Stored data entries
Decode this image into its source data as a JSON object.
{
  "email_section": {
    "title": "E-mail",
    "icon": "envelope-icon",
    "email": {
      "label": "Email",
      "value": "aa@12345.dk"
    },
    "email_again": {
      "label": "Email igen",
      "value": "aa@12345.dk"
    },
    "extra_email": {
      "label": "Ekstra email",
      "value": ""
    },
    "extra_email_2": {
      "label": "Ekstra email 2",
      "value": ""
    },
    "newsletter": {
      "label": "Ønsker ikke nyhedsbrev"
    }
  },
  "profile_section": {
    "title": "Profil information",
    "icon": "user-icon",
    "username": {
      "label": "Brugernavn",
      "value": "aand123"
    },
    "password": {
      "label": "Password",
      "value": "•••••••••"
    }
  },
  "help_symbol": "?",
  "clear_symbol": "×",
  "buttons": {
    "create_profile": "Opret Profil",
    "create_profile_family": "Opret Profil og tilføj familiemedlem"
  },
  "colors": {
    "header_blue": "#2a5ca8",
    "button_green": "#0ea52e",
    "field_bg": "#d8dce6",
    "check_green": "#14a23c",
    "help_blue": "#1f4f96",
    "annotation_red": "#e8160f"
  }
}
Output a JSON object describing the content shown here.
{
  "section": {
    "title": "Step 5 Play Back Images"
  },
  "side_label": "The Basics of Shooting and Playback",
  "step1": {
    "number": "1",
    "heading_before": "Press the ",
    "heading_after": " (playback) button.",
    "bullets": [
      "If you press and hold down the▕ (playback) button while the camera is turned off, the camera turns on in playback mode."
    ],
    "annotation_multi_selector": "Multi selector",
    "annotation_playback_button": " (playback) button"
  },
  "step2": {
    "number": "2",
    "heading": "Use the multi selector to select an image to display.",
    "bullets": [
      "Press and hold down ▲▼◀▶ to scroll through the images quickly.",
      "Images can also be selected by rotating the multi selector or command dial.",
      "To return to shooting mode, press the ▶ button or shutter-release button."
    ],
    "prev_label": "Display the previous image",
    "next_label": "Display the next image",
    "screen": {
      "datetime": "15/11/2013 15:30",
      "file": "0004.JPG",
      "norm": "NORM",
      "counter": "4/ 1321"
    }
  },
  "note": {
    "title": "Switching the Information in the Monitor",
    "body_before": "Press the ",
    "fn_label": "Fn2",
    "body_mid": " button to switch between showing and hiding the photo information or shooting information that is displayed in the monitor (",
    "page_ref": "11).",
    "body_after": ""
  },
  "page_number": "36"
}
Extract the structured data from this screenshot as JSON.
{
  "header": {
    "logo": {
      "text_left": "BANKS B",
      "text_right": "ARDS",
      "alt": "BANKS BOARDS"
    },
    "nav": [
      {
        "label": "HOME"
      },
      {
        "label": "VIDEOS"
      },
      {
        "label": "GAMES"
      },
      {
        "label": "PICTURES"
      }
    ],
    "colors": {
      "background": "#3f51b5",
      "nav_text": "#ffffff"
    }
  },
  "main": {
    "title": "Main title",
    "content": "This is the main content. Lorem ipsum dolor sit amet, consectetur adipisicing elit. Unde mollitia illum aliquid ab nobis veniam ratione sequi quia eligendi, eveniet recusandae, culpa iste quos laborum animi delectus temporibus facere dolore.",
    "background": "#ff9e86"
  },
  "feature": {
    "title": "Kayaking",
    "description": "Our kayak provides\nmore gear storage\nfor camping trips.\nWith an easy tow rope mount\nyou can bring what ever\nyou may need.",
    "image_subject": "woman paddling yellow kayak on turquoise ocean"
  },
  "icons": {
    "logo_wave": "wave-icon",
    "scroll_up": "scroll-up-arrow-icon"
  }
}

#### Task to carry out:
Extract each record, keeping it identical to the original.

#### Result of the exercise:
Decode this image into its source data as a JSON object.
{
  "email_section": {
    "title": "E-mail",
    "icon": "envelope-icon",
    "email": {
      "label": "Email",
      "value": "aa@12345.dk"
    },
    "email_again": {
      "label": "Email igen",
      "value": "aa@12345.dk"
    },
    "extra_email": {
      "label": "Ekstra email",
      "value": ""
    },
    "extra_email_2": {
      "label": "Ekstra email 2",
      "value": ""
    },
    "newsletter": {
      "label": "Ønsker ikke nyhedsbrev"
    }
  },
  "profile_section": {
    "title": "Profil information",
    "icon": "user-icon",
    "username": {
      "label": "Brugernavn",
      "value": "aand123"
    },
    "password": {
      "label": "Password",
      "value": "•••••••••"
    }
  },
  "help_symbol": "?",
  "clear_symbol": "×",
  "buttons": {
    "create_profile": "Opret Profil",
    "create_profile_family": "Opret Profil og tilføj familiemedlem"
  },
  "colors": {
    "header_blue": "#2a5ca8",
    "button_green": "#0ea52e",
    "field_bg": "#d8dce6",
    "check_green": "#14a23c",
    "help_blue": "#1f4f96",
    "annotation_red": "#e8160f"
  }
}
Output a JSON object describing the content shown here.
{
  "section": {
    "title": "Step 5 Play Back Images"
  },
  "side_label": "The Basics of Shooting and Playback",
  "step1": {
    "number": "1",
    "heading_before": "Press the ",
    "heading_after": " (playback) button.",
    "bullets": [
      "If you press and hold down the▕ (playback) button while the camera is turned off, the camera turns on in playback mode."
    ],
    "annotation_multi_selector": "Multi selector",
    "annotation_playback_button": " (playback) button"
  },
  "step2": {
    "number": "2",
    "heading": "Use the multi selector to select an image to display.",
    "bullets": [
      "Press and hold down ▲▼◀▶ to scroll through the images quickly.",
      "Images can also be selected by rotating the multi selector or command dial.",
      "To return to shooting mode, press the ▶ button or shutter-release button."
    ],
    "prev_label": "Display the previous image",
    "next_label": "Display the next image",
    "screen": {
      "datetime": "15/11/2013 15:30",
      "file": "0004.JPG",
      "norm": "NORM",
      "counter": "4/ 1321"
    }
  },
  "note": {
    "title": "Switching the Information in the Monitor",
    "body_before": "Press the ",
    "fn_label": "Fn2",
    "body_mid": " button to switch between showing and hiding the photo information or shooting information that is displayed in the monitor (",
    "page_ref": "11).",
    "body_after": ""
  },
  "page_number": "36"
}
Extract the structured data from this screenshot as JSON.
{
  "header": {
    "logo": {
      "text_left": "BANKS B",
      "text_right": "ARDS",
      "alt": "BANKS BOARDS"
    },
    "nav": [
      {
        "label": "HOME"
      },
      {
        "label": "VIDEOS"
      },
      {
        "label": "GAMES"
      },
      {
        "label": "PICTURES"
      }
    ],
    "colors": {
      "background": "#3f51b5",
      "nav_text": "#ffffff"
    }
  },
  "main": {
    "title": "Main title",
    "content": "This is the main content. Lorem ipsum dolor sit amet, consectetur adipisicing elit. Unde mollitia illum aliquid ab nobis veniam ratione sequi quia eligendi, eveniet recusandae, culpa iste quos laborum animi delectus temporibus facere dolore.",
    "background": "#ff9e86"
  },
  "feature": {
    "title": "Kayaking",
    "description": "Our kayak provides\nmore gear storage\nfor camping trips.\nWith an easy tow rope mount\nyou can bring what ever\nyou may need.",
    "image_subject": "woman paddling yellow kayak on turquoise ocean"
  },
  "icons": {
    "logo_wave": "wave-icon",
    "scroll_up": "scroll-up-arrow-icon"
  }
}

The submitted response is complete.